*AIM OF THE EXERCISE:*
The records below must be retyped exactly.

*SUPPLIED DATA:*
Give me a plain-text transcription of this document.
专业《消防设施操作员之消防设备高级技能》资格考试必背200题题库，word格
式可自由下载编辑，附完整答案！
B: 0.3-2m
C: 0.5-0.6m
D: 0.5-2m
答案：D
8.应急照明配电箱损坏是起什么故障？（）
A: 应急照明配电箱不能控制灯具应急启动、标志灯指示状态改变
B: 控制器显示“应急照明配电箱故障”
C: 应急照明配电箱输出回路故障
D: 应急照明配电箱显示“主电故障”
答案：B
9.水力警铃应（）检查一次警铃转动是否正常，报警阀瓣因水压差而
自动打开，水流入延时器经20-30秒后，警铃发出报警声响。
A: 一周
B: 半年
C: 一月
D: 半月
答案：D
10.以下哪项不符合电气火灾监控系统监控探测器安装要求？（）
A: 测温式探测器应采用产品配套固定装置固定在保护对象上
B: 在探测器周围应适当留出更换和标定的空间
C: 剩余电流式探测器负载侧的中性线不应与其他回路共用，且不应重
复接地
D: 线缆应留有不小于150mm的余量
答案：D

*SOLUTION FOR THIS TASK:*
Give me a plain-text transcription of this document.
专业《消防设施操作员之消防设备高级技能》资格考试必背200题题库，word格
式可自由下载编辑，附完整答案！
B: 0.3-2m
C: 0.5-0.6m
D: 0.5-2m
答案：D
8.应急照明配电箱损坏是起什么故障？（）
A: 应急照明配电箱不能控制灯具应急启动、标志灯指示状态改变
B: 控制器显示“应急照明配电箱故障”
C: 应急照明配电箱输出回路故障
D: 应急照明配电箱显示“主电故障”
答案：B
9.水力警铃应（）检查一次警铃转动是否正常，报警阀瓣因水压差而
自动打开，水流入延时器经20-30秒后，警铃发出报警声响。
A: 一周
B: 半年
C: 一月
D: 半月
答案：D
10.以下哪项不符合电气火灾监控系统监控探测器安装要求？（）
A: 测温式探测器应采用产品配套固定装置固定在保护对象上
B: 在探测器周围应适当留出更换和标定的空间
C: 剩余电流式探测器负载侧的中性线不应与其他回路共用，且不应重
复接地
D: 线缆应留有不小于150mm的余量
答案：D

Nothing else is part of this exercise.